Work to do — Provide a single number: the count of lines containing the string "title".

Extracted records:
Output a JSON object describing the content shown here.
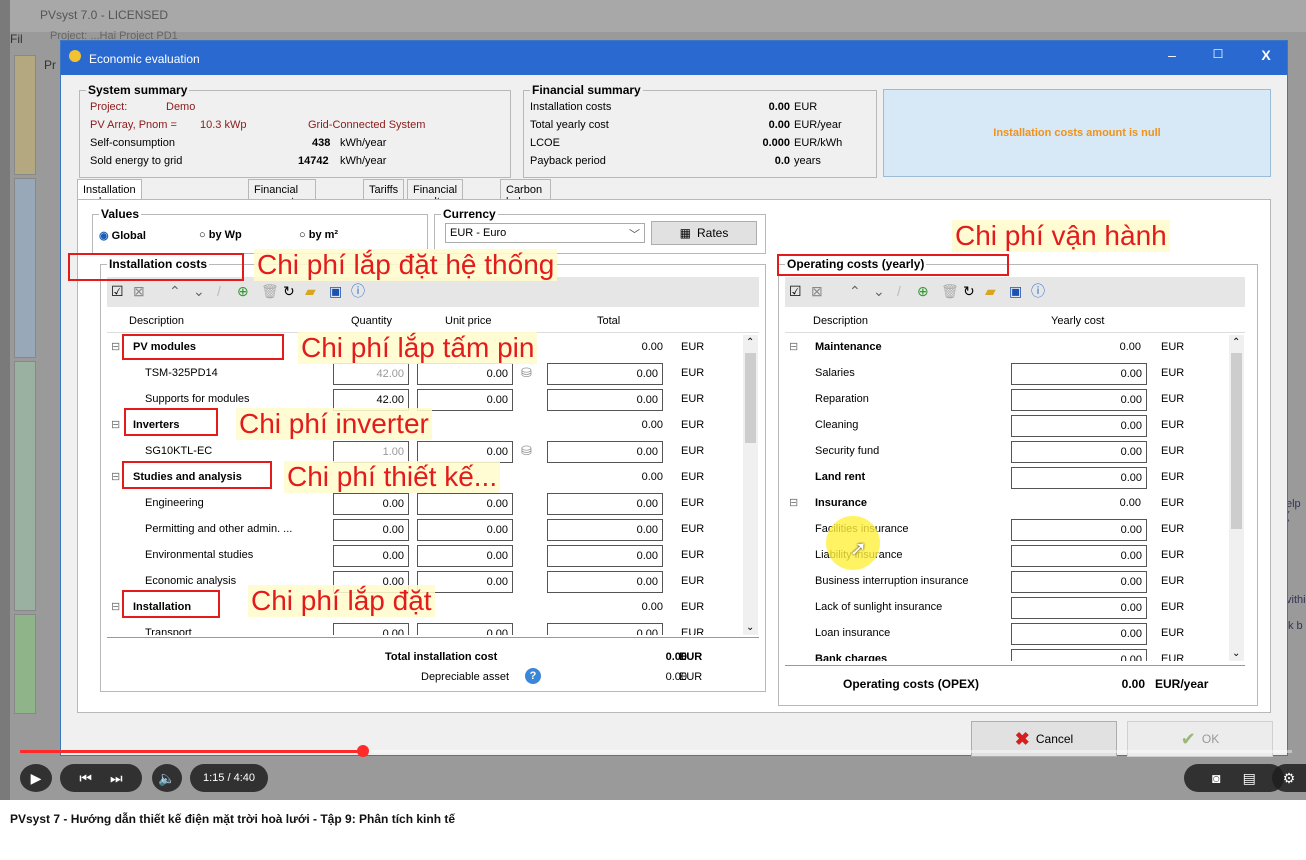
{
  "app": {
    "title": "PVsyst 7.0 - LICENSED",
    "menu": "Fil",
    "project_tab": "Pr",
    "project_bar": "Project: ...Hai Project PD1",
    "right_text_1": "elp (",
    "right_text_2": "vithi",
    "right_text_3": "k b"
  },
  "dialog": {
    "title": "Economic evaluation",
    "minimize": "–",
    "maximize": "☐",
    "close": "X"
  },
  "system_summary": {
    "legend": "System summary",
    "project_label": "Project:",
    "project_value": "Demo",
    "pv_label": "PV Array, Pnom =",
    "pv_value": "10.3 kWp",
    "pv_type": "Grid-Connected System",
    "selfc_label": "Self-consumption",
    "selfc_value": "438",
    "selfc_unit": "kWh/year",
    "sold_label": "Sold energy to grid",
    "sold_value": "14742",
    "sold_unit": "kWh/year"
  },
  "financial_summary": {
    "legend": "Financial summary",
    "rows": [
      {
        "label": "Installation costs",
        "value": "0.00",
        "unit": "EUR"
      },
      {
        "label": "Total yearly cost",
        "value": "0.00",
        "unit": "EUR/year"
      },
      {
        "label": "LCOE",
        "value": "0.000",
        "unit": "EUR/kWh"
      },
      {
        "label": "Payback period",
        "value": "0.0",
        "unit": "years"
      }
    ]
  },
  "warning": "Installation costs amount is null",
  "tabs": [
    "Installation and operating costs",
    "Financial parameters",
    "Tariffs",
    "Financial results",
    "Carbon balance"
  ],
  "values_group": {
    "legend": "Values",
    "options": [
      "Global",
      "by Wp",
      "by m²"
    ],
    "selected": "Global"
  },
  "currency_group": {
    "legend": "Currency",
    "selected": "EUR - Euro",
    "rates_label": "Rates"
  },
  "installation": {
    "legend": "Installation costs",
    "headers": {
      "description": "Description",
      "quantity": "Quantity",
      "unit_price": "Unit price",
      "total": "Total"
    },
    "rows": [
      {
        "desc": "PV modules",
        "group": true,
        "total": "0.00",
        "cur": "EUR"
      },
      {
        "desc": "TSM-325PD14",
        "qty": "42.00",
        "qty_gray": true,
        "price": "0.00",
        "db": true,
        "total": "0.00",
        "cur": "EUR"
      },
      {
        "desc": "Supports for modules",
        "qty": "42.00",
        "price": "0.00",
        "total": "0.00",
        "cur": "EUR"
      },
      {
        "desc": "Inverters",
        "group": true,
        "total": "0.00",
        "cur": "EUR"
      },
      {
        "desc": "SG10KTL-EC",
        "qty": "1.00",
        "qty_gray": true,
        "price": "0.00",
        "db": true,
        "total": "0.00",
        "cur": "EUR"
      },
      {
        "desc": "Studies and analysis",
        "group": true,
        "total": "0.00",
        "cur": "EUR"
      },
      {
        "desc": "Engineering",
        "qty": "0.00",
        "price": "0.00",
        "total": "0.00",
        "cur": "EUR"
      },
      {
        "desc": "Permitting and other admin. ...",
        "qty": "0.00",
        "price": "0.00",
        "total": "0.00",
        "cur": "EUR"
      },
      {
        "desc": "Environmental studies",
        "qty": "0.00",
        "price": "0.00",
        "total": "0.00",
        "cur": "EUR"
      },
      {
        "desc": "Economic analysis",
        "qty": "0.00",
        "price": "0.00",
        "total": "0.00",
        "cur": "EUR"
      },
      {
        "desc": "Installation",
        "group": true,
        "total": "0.00",
        "cur": "EUR"
      },
      {
        "desc": "Transport",
        "qty": "0.00",
        "price": "0.00",
        "total": "0.00",
        "cur": "EUR"
      }
    ],
    "total_label": "Total installation cost",
    "total_value": "0.00",
    "total_cur": "EUR",
    "dep_label": "Depreciable asset",
    "dep_value": "0.00",
    "dep_cur": "EUR"
  },
  "operating": {
    "legend": "Operating costs (yearly)",
    "headers": {
      "description": "Description",
      "yearly": "Yearly cost"
    },
    "rows": [
      {
        "desc": "Maintenance",
        "group": true,
        "total": "0.00",
        "cur": "EUR"
      },
      {
        "desc": "Salaries",
        "total": "0.00",
        "cur": "EUR"
      },
      {
        "desc": "Reparation",
        "total": "0.00",
        "cur": "EUR"
      },
      {
        "desc": "Cleaning",
        "total": "0.00",
        "cur": "EUR"
      },
      {
        "desc": "Security fund",
        "total": "0.00",
        "cur": "EUR"
      },
      {
        "desc": "Land rent",
        "boldonly": true,
        "total": "0.00",
        "cur": "EUR"
      },
      {
        "desc": "Insurance",
        "group": true,
        "total": "0.00",
        "cur": "EUR"
      },
      {
        "desc": "Facilities insurance",
        "total": "0.00",
        "cur": "EUR"
      },
      {
        "desc": "Liability insurance",
        "total": "0.00",
        "cur": "EUR"
      },
      {
        "desc": "Business interruption insurance",
        "total": "0.00",
        "cur": "EUR"
      },
      {
        "desc": "Lack of sunlight insurance",
        "total": "0.00",
        "cur": "EUR"
      },
      {
        "desc": "Loan insurance",
        "total": "0.00",
        "cur": "EUR"
      },
      {
        "desc": "Bank charges",
        "boldonly": true,
        "total": "0.00",
        "cur": "EUR"
      }
    ],
    "opex_label": "Operating costs (OPEX)",
    "opex_value": "0.00",
    "opex_unit": "EUR/year"
  },
  "buttons": {
    "cancel": "Cancel",
    "ok": "OK"
  },
  "annotations": {
    "installation": "Chi phí lắp đặt hệ thống",
    "pv_modules": "Chi phí lắp tấm pin",
    "inverters": "Chi phí inverter",
    "studies": "Chi phí thiết kế...",
    "install": "Chi phí lắp đặt",
    "operating": "Chi phí vận hành"
  },
  "player": {
    "time": "1:15 / 4:40",
    "progress_fraction": 0.27
  },
  "caption": "PVsyst 7 - Hướng dẫn thiết kế điện mặt trời hoà lưới - Tập 9: Phân tích kinh tế"
}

Full response — 2